* _Page text_:

    So maybe that's the one way couples counseling can actually work: namely, once you quit and find yourselves again in a situation that might prompt a marital fight, you both think to yourselves, "No! Don't make me go back to that awful couples counseling! Anything but that!", which prompts you both to figure out a way to negotiate it out yourselves.

    ReplyDelete
  3. Never trusted "Counselors" much. Had a neighbor couple who were Family Counselors in the community. She an ex-nun, he an ex-priest. She went to a neighbors house one day asking "Is your hot water out too?"

    ReplyDelete
  4. JPL17,

    It sounds like you and your wife United over a common enemy. Very wise

    ReplyDelete
  5. whitney,

    Thanks for your kind words. It took some years and perspective to get to that point, but the wait was worth it.

    ReplyDelete
  6. Deny biology all you want but male animals do not generally make good caretakers of young. They tend to eat them instead. Female animals are equipped for children from conception through nurturing into pubescence. The nurturing begins a decline after the little animal attains some independent abilities, then the male animal is best equipped to push the little one along to adulthood; by then it's too large to be tender and their are better meals to be had.
    Single mothers disrupt that biologic template and the result is adolescent youth and young adults with strongly tribal behaviors, inability to adapt, violent problem solving expressions, and a general atavism away from civility. Baltimore 1960 vs Baltimore now, for example.

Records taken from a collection
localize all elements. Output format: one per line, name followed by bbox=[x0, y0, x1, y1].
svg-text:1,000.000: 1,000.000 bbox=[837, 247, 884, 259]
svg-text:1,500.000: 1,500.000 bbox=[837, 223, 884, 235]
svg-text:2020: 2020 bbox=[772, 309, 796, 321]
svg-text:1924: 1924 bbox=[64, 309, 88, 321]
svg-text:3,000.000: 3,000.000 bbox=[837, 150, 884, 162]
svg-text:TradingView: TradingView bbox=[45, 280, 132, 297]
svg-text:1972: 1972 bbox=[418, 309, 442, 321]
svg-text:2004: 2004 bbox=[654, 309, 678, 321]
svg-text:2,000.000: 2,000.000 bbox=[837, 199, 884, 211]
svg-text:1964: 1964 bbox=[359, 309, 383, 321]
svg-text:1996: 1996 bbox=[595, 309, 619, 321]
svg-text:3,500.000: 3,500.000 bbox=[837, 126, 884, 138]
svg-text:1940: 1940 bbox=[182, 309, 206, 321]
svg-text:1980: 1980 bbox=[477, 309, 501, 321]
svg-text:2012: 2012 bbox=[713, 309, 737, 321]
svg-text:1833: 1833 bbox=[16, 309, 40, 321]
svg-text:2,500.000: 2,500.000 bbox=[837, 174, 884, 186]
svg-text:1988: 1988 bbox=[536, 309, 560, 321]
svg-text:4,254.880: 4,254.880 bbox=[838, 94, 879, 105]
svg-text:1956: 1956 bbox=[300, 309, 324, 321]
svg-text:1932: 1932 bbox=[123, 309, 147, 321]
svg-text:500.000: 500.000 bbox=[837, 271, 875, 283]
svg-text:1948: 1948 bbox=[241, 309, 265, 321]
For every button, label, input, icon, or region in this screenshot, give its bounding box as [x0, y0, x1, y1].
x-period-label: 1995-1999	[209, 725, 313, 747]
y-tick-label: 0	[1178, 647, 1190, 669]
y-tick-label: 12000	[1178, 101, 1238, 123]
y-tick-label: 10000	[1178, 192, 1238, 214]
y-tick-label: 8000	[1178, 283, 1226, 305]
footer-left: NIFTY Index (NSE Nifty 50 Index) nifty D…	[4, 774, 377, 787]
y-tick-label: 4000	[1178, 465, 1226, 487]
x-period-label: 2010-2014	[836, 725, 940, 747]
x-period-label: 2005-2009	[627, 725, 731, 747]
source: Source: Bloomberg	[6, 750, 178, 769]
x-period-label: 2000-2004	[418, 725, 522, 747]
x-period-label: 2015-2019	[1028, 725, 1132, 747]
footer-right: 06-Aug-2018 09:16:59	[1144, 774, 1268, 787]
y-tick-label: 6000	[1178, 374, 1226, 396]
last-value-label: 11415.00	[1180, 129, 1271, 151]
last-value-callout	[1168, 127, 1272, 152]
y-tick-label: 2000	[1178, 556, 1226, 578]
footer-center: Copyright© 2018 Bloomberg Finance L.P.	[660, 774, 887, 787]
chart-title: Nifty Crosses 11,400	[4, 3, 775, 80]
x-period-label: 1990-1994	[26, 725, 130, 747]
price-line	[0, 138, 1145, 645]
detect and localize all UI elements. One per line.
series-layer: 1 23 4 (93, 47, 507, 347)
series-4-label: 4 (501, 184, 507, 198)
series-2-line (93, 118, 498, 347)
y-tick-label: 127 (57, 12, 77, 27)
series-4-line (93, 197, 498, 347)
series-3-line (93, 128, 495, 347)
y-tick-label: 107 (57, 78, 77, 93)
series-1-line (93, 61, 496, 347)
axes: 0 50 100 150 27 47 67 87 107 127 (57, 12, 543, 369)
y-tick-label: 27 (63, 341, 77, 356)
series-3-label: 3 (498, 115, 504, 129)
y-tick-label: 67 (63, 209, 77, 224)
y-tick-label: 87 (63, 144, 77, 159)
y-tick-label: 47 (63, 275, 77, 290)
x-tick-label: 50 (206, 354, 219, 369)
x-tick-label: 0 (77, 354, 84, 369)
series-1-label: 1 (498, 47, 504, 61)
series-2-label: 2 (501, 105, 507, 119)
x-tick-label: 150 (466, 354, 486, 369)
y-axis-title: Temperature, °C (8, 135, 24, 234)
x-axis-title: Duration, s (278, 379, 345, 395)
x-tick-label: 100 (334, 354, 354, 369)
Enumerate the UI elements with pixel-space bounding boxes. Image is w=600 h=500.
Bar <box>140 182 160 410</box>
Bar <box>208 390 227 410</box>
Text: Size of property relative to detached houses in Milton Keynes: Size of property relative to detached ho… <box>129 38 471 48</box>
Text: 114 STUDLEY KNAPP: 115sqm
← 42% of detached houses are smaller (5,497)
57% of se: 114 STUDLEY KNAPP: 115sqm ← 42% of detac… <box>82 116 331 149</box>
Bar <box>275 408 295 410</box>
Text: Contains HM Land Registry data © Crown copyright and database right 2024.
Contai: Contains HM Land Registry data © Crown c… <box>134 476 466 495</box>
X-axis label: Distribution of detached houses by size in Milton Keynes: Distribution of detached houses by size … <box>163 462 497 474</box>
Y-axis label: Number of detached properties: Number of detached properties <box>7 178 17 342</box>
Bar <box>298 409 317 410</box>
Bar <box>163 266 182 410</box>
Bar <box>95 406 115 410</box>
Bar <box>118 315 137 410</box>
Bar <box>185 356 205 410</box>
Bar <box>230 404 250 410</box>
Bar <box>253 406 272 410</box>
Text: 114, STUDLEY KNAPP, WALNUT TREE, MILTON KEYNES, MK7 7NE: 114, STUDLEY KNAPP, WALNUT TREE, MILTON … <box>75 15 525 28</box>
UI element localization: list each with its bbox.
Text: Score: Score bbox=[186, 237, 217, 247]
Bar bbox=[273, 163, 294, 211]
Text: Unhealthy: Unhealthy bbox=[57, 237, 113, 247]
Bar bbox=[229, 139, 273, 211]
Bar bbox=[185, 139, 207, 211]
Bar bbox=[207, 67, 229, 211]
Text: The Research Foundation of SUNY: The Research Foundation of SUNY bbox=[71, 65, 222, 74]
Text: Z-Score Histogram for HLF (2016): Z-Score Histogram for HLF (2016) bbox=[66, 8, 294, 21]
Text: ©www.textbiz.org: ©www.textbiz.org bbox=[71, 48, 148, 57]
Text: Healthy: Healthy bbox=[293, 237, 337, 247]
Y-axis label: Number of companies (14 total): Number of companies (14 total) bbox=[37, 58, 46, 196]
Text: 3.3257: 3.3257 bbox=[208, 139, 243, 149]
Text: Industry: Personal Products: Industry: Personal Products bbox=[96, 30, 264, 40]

* _Activity_:
In the comment thread, what had the neighbor couple who worked as Family Counselors been before?

* _Answer to this exercise_:
She was an ex-nun, and he was an ex-priest.